• _Exercise prompt_:
Copy nothing but the text: repeat each entry exactly and drop the images.

• _Material shown_:
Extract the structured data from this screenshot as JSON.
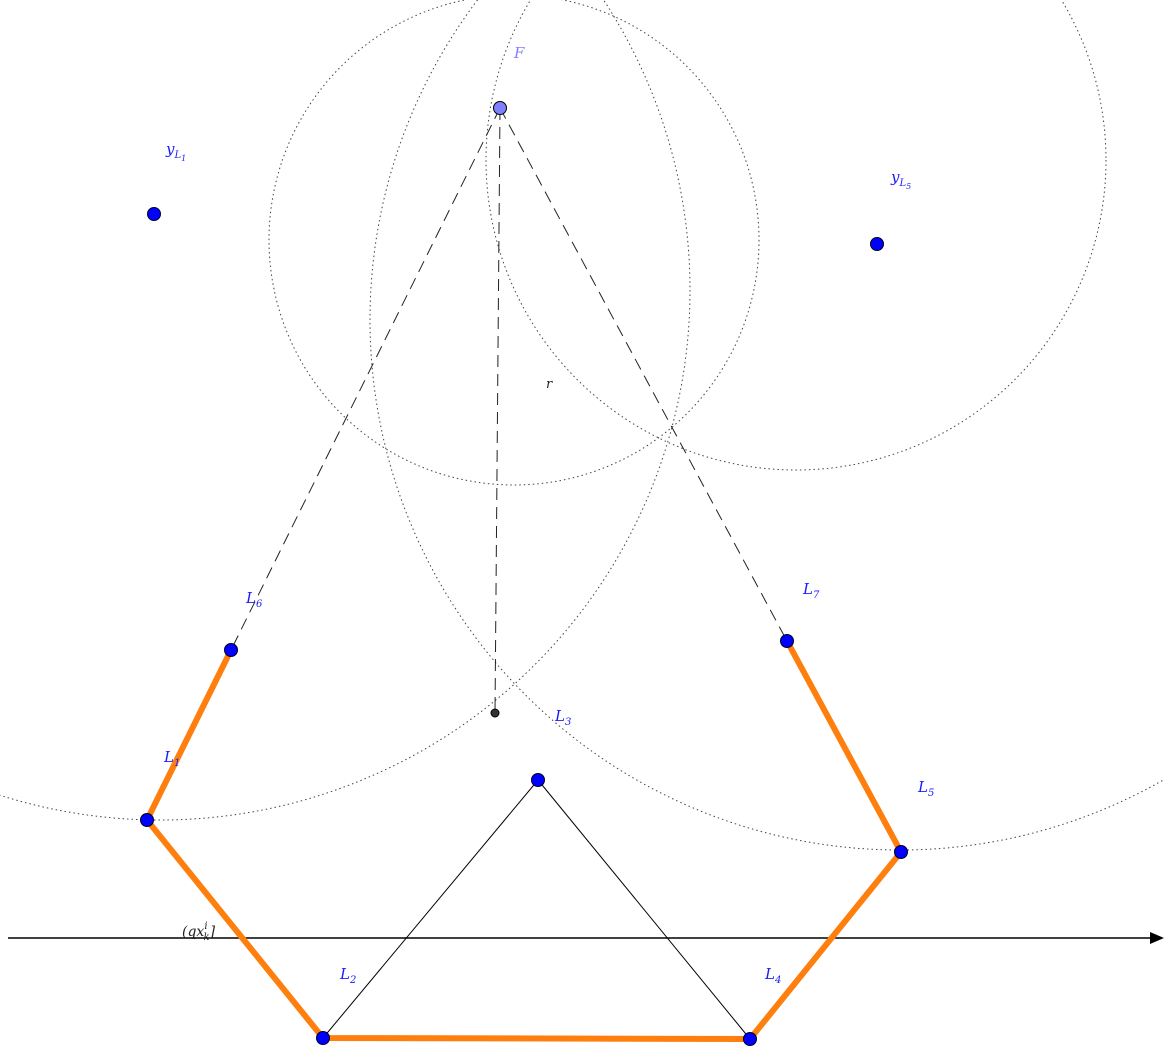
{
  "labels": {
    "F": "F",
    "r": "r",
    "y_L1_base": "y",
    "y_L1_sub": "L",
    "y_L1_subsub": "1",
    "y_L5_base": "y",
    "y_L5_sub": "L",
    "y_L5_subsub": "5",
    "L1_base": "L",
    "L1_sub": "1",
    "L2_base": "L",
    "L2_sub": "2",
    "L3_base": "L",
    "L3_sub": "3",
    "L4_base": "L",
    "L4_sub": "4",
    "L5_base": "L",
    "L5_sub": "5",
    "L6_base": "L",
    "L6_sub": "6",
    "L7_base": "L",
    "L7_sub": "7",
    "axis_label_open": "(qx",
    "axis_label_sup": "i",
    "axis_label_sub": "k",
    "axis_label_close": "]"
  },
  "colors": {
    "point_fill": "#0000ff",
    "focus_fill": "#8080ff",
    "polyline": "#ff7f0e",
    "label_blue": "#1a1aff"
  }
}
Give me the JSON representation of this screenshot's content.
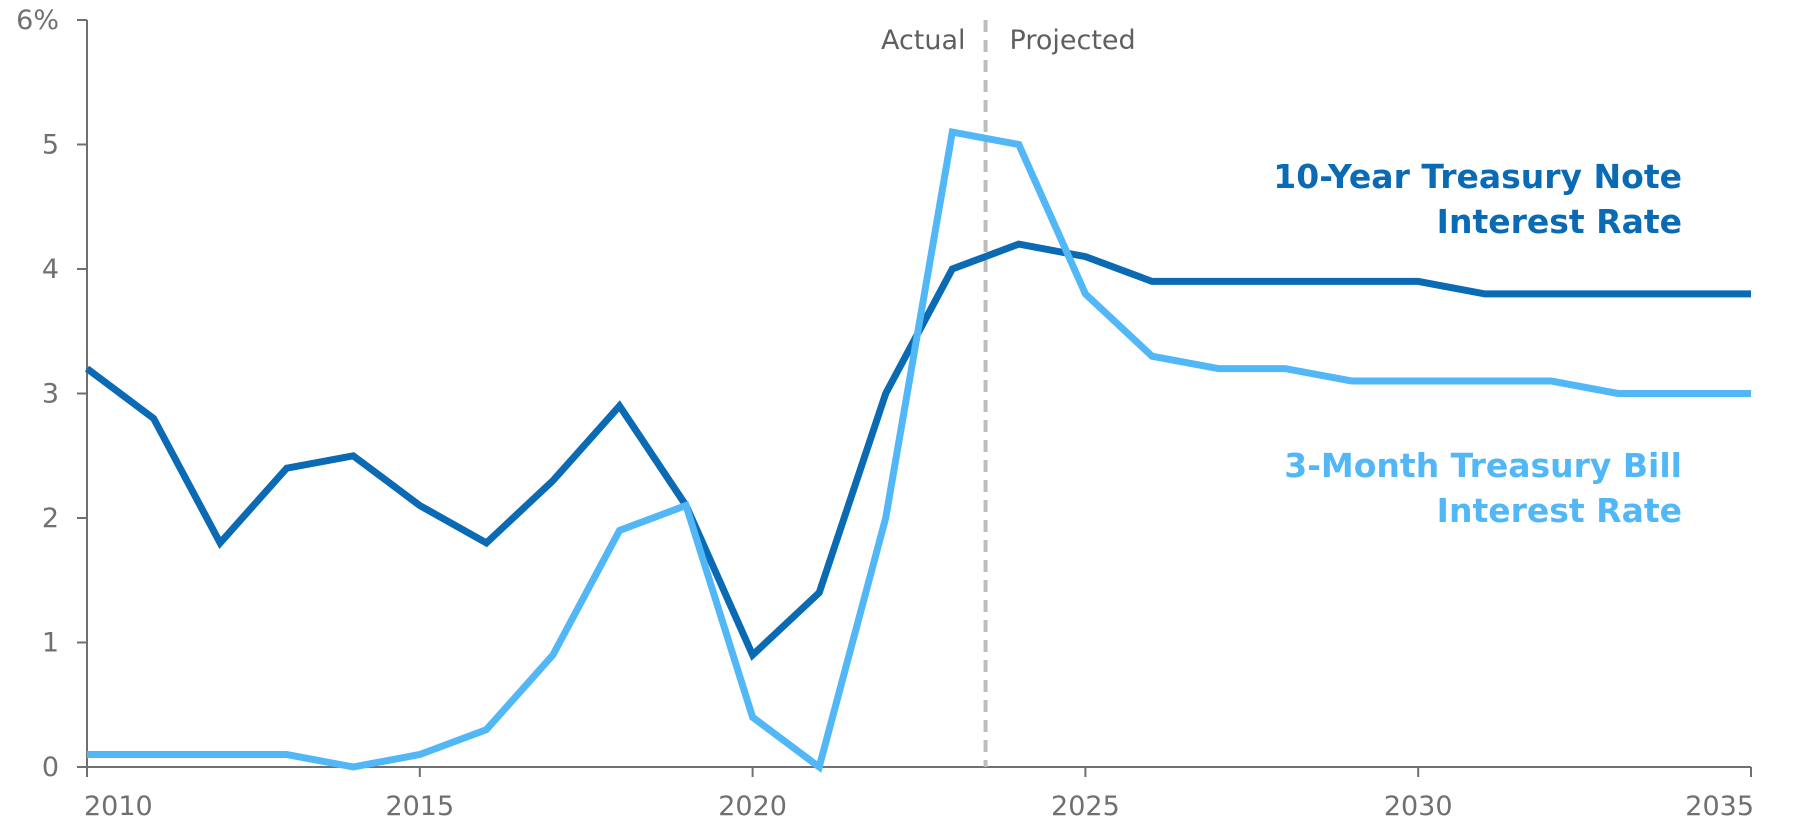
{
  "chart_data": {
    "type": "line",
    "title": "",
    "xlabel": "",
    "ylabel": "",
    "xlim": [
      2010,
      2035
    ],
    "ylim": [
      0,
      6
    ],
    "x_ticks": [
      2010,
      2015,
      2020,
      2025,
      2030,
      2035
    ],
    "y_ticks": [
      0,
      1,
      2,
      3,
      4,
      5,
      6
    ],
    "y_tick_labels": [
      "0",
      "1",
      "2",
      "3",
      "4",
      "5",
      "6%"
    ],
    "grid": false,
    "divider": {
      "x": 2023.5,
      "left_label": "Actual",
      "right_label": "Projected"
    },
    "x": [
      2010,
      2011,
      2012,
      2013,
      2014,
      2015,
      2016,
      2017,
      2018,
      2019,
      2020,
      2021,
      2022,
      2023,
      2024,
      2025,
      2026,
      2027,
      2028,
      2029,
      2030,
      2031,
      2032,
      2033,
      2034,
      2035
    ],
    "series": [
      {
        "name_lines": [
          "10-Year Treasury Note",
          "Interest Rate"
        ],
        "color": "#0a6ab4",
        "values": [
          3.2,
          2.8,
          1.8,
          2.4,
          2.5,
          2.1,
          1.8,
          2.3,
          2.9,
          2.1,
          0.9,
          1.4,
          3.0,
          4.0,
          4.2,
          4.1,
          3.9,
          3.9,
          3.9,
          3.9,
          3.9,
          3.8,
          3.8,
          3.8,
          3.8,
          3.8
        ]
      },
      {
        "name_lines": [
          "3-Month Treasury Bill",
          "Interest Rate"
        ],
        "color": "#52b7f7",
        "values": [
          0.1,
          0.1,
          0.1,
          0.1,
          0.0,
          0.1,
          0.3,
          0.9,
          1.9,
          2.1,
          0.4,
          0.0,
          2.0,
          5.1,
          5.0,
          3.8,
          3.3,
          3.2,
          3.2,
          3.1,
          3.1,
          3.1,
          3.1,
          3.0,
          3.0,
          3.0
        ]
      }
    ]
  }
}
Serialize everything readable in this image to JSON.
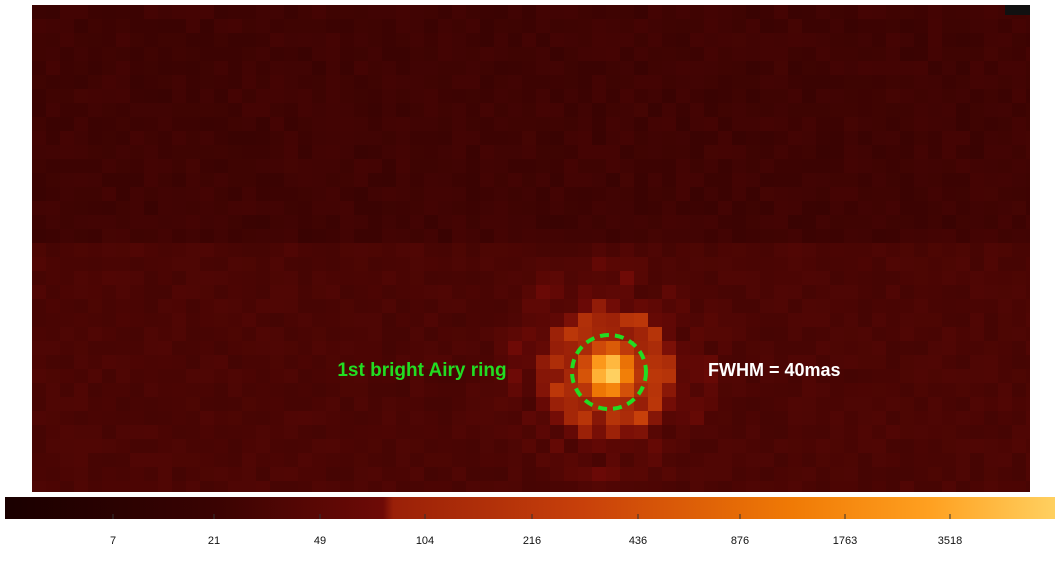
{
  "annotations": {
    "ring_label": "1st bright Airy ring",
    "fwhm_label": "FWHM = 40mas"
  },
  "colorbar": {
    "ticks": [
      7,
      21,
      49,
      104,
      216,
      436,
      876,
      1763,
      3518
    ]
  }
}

• _Output for this exercise_:
Extract the structured data from this screenshot as JSON.
{
  "labels": {
    "F": "F",
    "r": "r",
    "y_L1_base": "y",
    "y_L1_sub": "L",
    "y_L1_subsub": "1",
    "y_L5_base": "y",
    "y_L5_sub": "L",
    "y_L5_subsub": "5",
    "L1_base": "L",
    "L1_sub": "1",
    "L2_base": "L",
    "L2_sub": "2",
    "L3_base": "L",
    "L3_sub": "3",
    "L4_base": "L",
    "L4_sub": "4",
    "L5_base": "L",
    "L5_sub": "5",
    "L6_base": "L",
    "L6_sub": "6",
    "L7_base": "L",
    "L7_sub": "7",
    "axis_label_open": "(qx",
    "axis_label_sup": "i",
    "axis_label_sub": "k",
    "axis_label_close": "]"
  },
  "colors": {
    "point_fill": "#0000ff",
    "focus_fill": "#8080ff",
    "polyline": "#ff7f0e",
    "label_blue": "#1a1aff"
  }
}
Give me the JSON representation of this screenshot's content.
{
  "chart_data": {
    "type": "line",
    "title": "",
    "xlabel": "",
    "ylabel": "",
    "xlim": [
      2010,
      2035
    ],
    "ylim": [
      0,
      6
    ],
    "x_ticks": [
      2010,
      2015,
      2020,
      2025,
      2030,
      2035
    ],
    "y_ticks": [
      0,
      1,
      2,
      3,
      4,
      5,
      6
    ],
    "y_tick_labels": [
      "0",
      "1",
      "2",
      "3",
      "4",
      "5",
      "6%"
    ],
    "grid": false,
    "divider": {
      "x": 2023.5,
      "left_label": "Actual",
      "right_label": "Projected"
    },
    "x": [
      2010,
      2011,
      2012,
      2013,
      2014,
      2015,
      2016,
      2017,
      2018,
      2019,
      2020,
      2021,
      2022,
      2023,
      2024,
      2025,
      2026,
      2027,
      2028,
      2029,
      2030,
      2031,
      2032,
      2033,
      2034,
      2035
    ],
    "series": [
      {
        "name_lines": [
          "10-Year Treasury Note",
          "Interest Rate"
        ],
        "color": "#0a6ab4",
        "values": [
          3.2,
          2.8,
          1.8,
          2.4,
          2.5,
          2.1,
          1.8,
          2.3,
          2.9,
          2.1,
          0.9,
          1.4,
          3.0,
          4.0,
          4.2,
          4.1,
          3.9,
          3.9,
          3.9,
          3.9,
          3.9,
          3.8,
          3.8,
          3.8,
          3.8,
          3.8
        ]
      },
      {
        "name_lines": [
          "3-Month Treasury Bill",
          "Interest Rate"
        ],
        "color": "#52b7f7",
        "values": [
          0.1,
          0.1,
          0.1,
          0.1,
          0.0,
          0.1,
          0.3,
          0.9,
          1.9,
          2.1,
          0.4,
          0.0,
          2.0,
          5.1,
          5.0,
          3.8,
          3.3,
          3.2,
          3.2,
          3.1,
          3.1,
          3.1,
          3.1,
          3.0,
          3.0,
          3.0
        ]
      }
    ]
  }
}
Serialize everything readable in this image to JSON.
{
  "annotations": {
    "ring_label": "1st bright Airy ring",
    "fwhm_label": "FWHM = 40mas"
  },
  "colorbar": {
    "ticks": [
      7,
      21,
      49,
      104,
      216,
      436,
      876,
      1763,
      3518
    ]
  }
}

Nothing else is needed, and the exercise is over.